-- BEGIN Extracted material --
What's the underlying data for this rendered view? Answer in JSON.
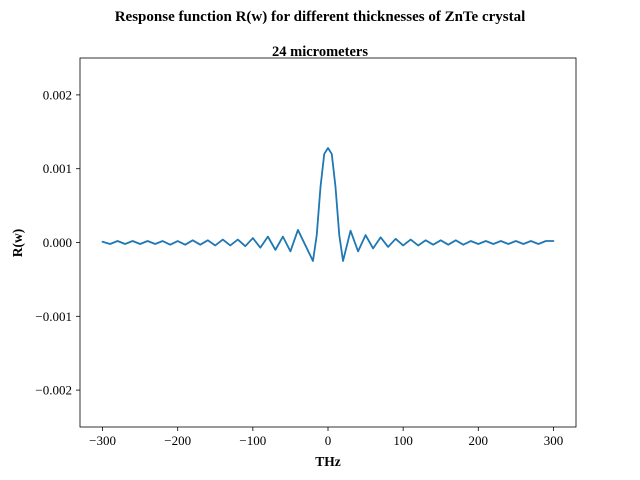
{
  "chart_data": {
    "type": "line",
    "suptitle": "Response function R(w) for different thicknesses of ZnTe crystal",
    "title": "24 micrometers",
    "xlabel": "THz",
    "ylabel": "R(w)",
    "xlim": [
      -330,
      330
    ],
    "ylim": [
      -0.0025,
      0.0025
    ],
    "xticks": [
      -300,
      -200,
      -100,
      0,
      100,
      200,
      300
    ],
    "xtick_labels": [
      "−300",
      "−200",
      "−100",
      "0",
      "100",
      "200",
      "300"
    ],
    "yticks": [
      -0.002,
      -0.001,
      0.0,
      0.001,
      0.002
    ],
    "ytick_labels": [
      "−0.002",
      "−0.001",
      "0.000",
      "0.001",
      "0.002"
    ],
    "grid": false,
    "legend": false,
    "series": [
      {
        "color": "#1f77b4",
        "x": [
          -300,
          -290,
          -280,
          -270,
          -260,
          -250,
          -240,
          -230,
          -220,
          -210,
          -200,
          -190,
          -180,
          -170,
          -160,
          -150,
          -140,
          -130,
          -120,
          -110,
          -100,
          -90,
          -80,
          -70,
          -60,
          -50,
          -40,
          -30,
          -20,
          -15,
          -10,
          -5,
          0,
          5,
          10,
          15,
          20,
          30,
          40,
          50,
          60,
          70,
          80,
          90,
          100,
          110,
          120,
          130,
          140,
          150,
          160,
          170,
          180,
          190,
          200,
          210,
          220,
          230,
          240,
          250,
          260,
          270,
          280,
          290,
          300
        ],
        "y": [
          1e-05,
          -2e-05,
          2e-05,
          -2e-05,
          2e-05,
          -2e-05,
          2e-05,
          -2e-05,
          2e-05,
          -3e-05,
          2e-05,
          -3e-05,
          3e-05,
          -3e-05,
          3e-05,
          -4e-05,
          4e-05,
          -4e-05,
          4e-05,
          -5e-05,
          6e-05,
          -7e-05,
          8e-05,
          -0.0001,
          8e-05,
          -0.00012,
          0.00017,
          -4e-05,
          -0.00025,
          0.0001,
          0.00075,
          0.0012,
          0.00128,
          0.0012,
          0.00075,
          0.0001,
          -0.00025,
          0.00016,
          -0.00012,
          0.0001,
          -8e-05,
          7e-05,
          -6e-05,
          5e-05,
          -4e-05,
          4e-05,
          -4e-05,
          3e-05,
          -3e-05,
          3e-05,
          -3e-05,
          3e-05,
          -3e-05,
          2e-05,
          -2e-05,
          2e-05,
          -2e-05,
          2e-05,
          -2e-05,
          2e-05,
          -2e-05,
          2e-05,
          -2e-05,
          2e-05,
          2e-05
        ]
      }
    ]
  }
}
-- END Extracted material --
Strip out the pictures and quote the remaining data word for word.

What's the underlying data for this rendered view? Answer in JSON.
{
  "chart_data": {
    "type": "line",
    "suptitle": "Response function R(w) for different thicknesses of ZnTe crystal",
    "title": "24 micrometers",
    "xlabel": "THz",
    "ylabel": "R(w)",
    "xlim": [
      -330,
      330
    ],
    "ylim": [
      -0.0025,
      0.0025
    ],
    "xticks": [
      -300,
      -200,
      -100,
      0,
      100,
      200,
      300
    ],
    "xtick_labels": [
      "−300",
      "−200",
      "−100",
      "0",
      "100",
      "200",
      "300"
    ],
    "yticks": [
      -0.002,
      -0.001,
      0.0,
      0.001,
      0.002
    ],
    "ytick_labels": [
      "−0.002",
      "−0.001",
      "0.000",
      "0.001",
      "0.002"
    ],
    "grid": false,
    "legend": false,
    "series": [
      {
        "color": "#1f77b4",
        "x": [
          -300,
          -290,
          -280,
          -270,
          -260,
          -250,
          -240,
          -230,
          -220,
          -210,
          -200,
          -190,
          -180,
          -170,
          -160,
          -150,
          -140,
          -130,
          -120,
          -110,
          -100,
          -90,
          -80,
          -70,
          -60,
          -50,
          -40,
          -30,
          -20,
          -15,
          -10,
          -5,
          0,
          5,
          10,
          15,
          20,
          30,
          40,
          50,
          60,
          70,
          80,
          90,
          100,
          110,
          120,
          130,
          140,
          150,
          160,
          170,
          180,
          190,
          200,
          210,
          220,
          230,
          240,
          250,
          260,
          270,
          280,
          290,
          300
        ],
        "y": [
          1e-05,
          -2e-05,
          2e-05,
          -2e-05,
          2e-05,
          -2e-05,
          2e-05,
          -2e-05,
          2e-05,
          -3e-05,
          2e-05,
          -3e-05,
          3e-05,
          -3e-05,
          3e-05,
          -4e-05,
          4e-05,
          -4e-05,
          4e-05,
          -5e-05,
          6e-05,
          -7e-05,
          8e-05,
          -0.0001,
          8e-05,
          -0.00012,
          0.00017,
          -4e-05,
          -0.00025,
          0.0001,
          0.00075,
          0.0012,
          0.00128,
          0.0012,
          0.00075,
          0.0001,
          -0.00025,
          0.00016,
          -0.00012,
          0.0001,
          -8e-05,
          7e-05,
          -6e-05,
          5e-05,
          -4e-05,
          4e-05,
          -4e-05,
          3e-05,
          -3e-05,
          3e-05,
          -3e-05,
          3e-05,
          -3e-05,
          2e-05,
          -2e-05,
          2e-05,
          -2e-05,
          2e-05,
          -2e-05,
          2e-05,
          -2e-05,
          2e-05,
          -2e-05,
          2e-05,
          2e-05
        ]
      }
    ]
  }
}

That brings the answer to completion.